> [Exercise aim]: How many lines of the data include the string "Ярославская"? State the number and nothing else.

━━━━━ Listing ━━━━━

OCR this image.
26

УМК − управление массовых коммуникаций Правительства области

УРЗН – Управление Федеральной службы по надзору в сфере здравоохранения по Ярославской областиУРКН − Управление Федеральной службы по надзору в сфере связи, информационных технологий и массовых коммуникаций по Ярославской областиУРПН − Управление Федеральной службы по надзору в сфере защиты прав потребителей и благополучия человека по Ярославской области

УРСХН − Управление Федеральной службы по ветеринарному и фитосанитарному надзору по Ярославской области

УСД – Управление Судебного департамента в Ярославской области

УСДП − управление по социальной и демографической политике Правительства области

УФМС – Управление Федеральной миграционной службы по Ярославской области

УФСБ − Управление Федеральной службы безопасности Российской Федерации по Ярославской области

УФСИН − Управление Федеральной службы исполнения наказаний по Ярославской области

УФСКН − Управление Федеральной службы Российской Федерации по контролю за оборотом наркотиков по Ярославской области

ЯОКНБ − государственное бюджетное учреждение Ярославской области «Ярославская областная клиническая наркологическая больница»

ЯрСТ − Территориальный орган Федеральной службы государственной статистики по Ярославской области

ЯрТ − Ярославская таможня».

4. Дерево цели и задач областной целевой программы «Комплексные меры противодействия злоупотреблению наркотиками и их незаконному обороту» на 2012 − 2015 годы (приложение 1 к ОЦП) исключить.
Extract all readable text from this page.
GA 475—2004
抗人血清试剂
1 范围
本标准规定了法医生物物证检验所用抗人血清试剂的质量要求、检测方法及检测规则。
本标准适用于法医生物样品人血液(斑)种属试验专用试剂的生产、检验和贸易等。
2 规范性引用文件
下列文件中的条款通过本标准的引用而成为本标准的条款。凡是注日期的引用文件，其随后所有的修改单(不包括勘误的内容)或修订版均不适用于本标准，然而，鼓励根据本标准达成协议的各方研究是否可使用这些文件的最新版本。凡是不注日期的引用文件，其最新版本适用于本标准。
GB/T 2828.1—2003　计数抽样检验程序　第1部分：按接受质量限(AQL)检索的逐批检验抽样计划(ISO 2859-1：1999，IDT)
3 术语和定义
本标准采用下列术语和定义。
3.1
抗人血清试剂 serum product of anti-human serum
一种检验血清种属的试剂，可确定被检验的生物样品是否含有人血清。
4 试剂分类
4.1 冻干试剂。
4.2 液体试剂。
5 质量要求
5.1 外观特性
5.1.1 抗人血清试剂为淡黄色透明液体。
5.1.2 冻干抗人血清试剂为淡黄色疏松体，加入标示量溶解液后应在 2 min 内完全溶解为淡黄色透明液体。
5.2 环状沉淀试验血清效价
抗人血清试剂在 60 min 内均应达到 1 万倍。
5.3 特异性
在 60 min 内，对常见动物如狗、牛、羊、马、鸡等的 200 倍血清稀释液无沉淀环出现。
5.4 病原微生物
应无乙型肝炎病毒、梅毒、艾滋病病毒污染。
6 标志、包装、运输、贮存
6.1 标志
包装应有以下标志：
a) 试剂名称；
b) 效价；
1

━━━━━

> [Final result]: 2